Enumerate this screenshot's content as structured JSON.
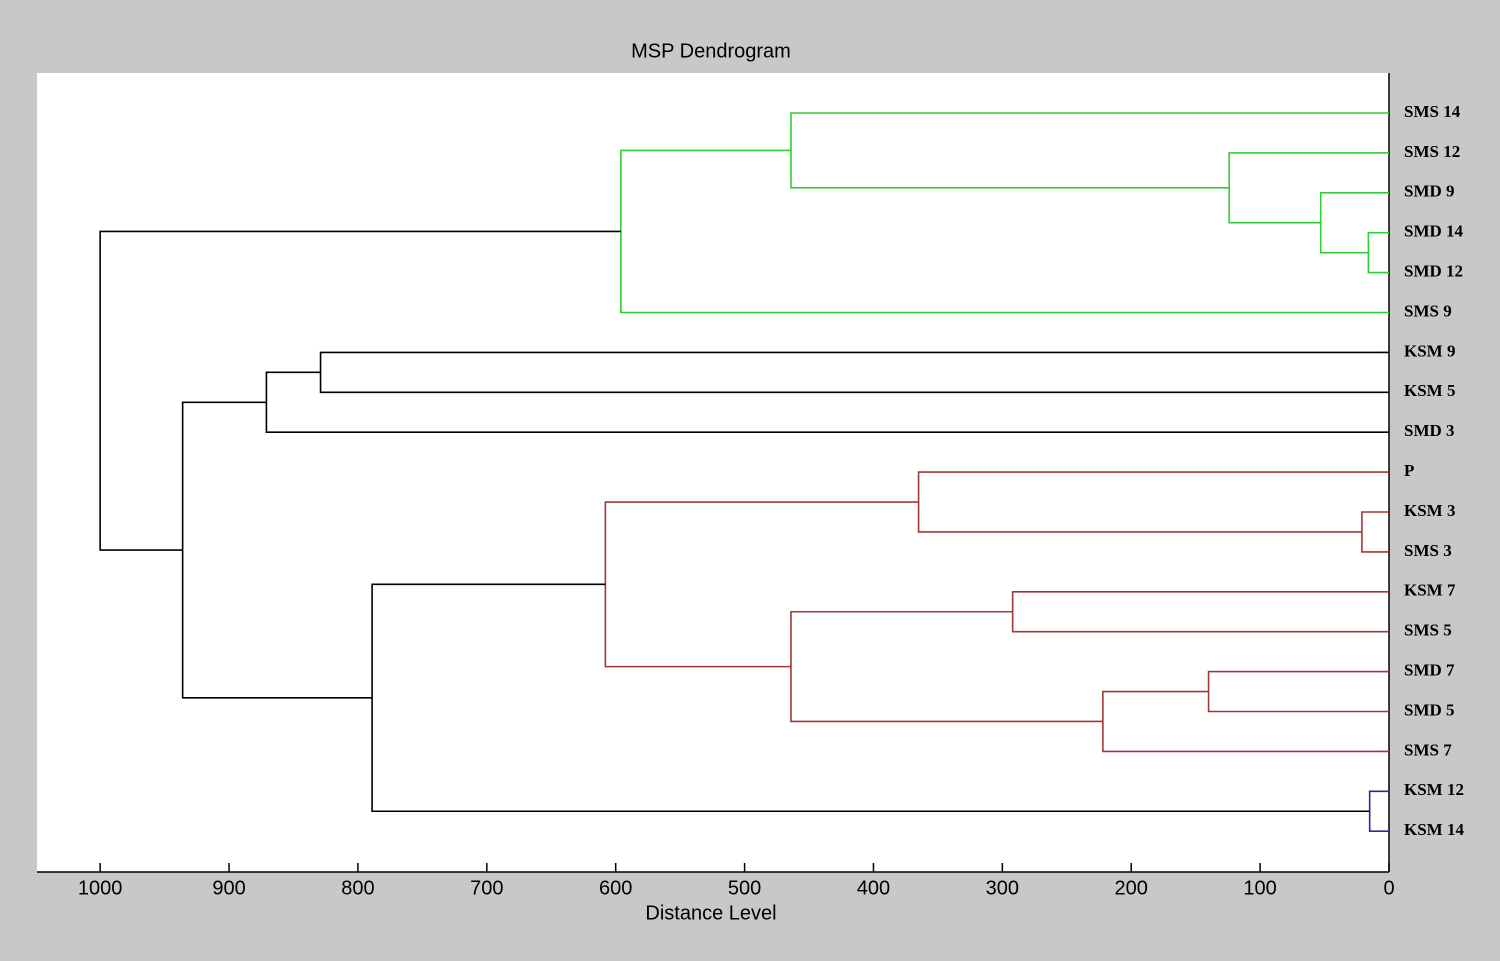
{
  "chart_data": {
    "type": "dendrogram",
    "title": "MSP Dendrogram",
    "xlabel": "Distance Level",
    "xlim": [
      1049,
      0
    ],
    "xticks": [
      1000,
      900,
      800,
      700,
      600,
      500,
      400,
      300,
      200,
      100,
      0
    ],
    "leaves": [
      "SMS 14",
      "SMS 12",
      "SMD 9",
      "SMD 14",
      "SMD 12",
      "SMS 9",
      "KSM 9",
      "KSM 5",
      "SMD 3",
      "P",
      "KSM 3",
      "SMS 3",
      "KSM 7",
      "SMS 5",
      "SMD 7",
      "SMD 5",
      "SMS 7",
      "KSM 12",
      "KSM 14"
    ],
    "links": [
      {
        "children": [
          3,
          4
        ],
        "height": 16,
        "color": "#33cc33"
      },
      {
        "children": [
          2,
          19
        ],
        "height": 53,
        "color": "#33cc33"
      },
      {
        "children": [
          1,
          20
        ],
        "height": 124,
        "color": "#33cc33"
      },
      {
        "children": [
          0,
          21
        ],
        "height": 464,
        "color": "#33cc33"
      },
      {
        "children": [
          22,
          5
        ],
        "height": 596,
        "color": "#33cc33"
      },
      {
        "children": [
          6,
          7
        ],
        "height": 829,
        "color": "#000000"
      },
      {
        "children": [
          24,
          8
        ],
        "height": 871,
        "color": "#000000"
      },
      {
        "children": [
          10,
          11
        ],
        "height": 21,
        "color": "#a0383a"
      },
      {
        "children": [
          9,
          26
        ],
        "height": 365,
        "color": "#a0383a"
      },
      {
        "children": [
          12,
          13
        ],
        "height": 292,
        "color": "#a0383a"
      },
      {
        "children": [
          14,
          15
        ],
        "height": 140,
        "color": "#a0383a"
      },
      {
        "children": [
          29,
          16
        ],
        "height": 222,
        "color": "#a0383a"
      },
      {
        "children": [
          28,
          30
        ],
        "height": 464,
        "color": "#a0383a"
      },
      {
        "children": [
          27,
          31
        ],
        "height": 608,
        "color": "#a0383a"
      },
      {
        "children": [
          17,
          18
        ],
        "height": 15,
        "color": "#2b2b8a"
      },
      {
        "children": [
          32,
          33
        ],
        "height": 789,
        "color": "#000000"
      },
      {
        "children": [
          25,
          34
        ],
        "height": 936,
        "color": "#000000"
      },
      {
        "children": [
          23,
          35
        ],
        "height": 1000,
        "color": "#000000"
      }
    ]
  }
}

-=-=-=-=-

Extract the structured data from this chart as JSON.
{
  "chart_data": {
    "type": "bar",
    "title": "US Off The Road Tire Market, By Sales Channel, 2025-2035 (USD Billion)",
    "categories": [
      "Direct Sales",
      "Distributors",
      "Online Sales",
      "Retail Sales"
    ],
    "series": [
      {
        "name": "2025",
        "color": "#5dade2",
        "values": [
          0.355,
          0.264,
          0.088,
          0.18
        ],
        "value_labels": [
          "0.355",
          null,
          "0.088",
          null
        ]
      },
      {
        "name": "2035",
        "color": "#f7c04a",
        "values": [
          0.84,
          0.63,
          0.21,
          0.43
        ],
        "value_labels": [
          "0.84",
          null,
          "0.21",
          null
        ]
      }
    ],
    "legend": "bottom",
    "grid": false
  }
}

-=-=-=-=-

→ **Problem description**
Copy every line of the records above that contains "Sales".

→ **Worked solution**
    "title": "US Off The Road Tire Market, By Sales Channel, 2025-2035 (USD Billion)",
      "Direct Sales",
      "Online Sales",
      "Retail Sales"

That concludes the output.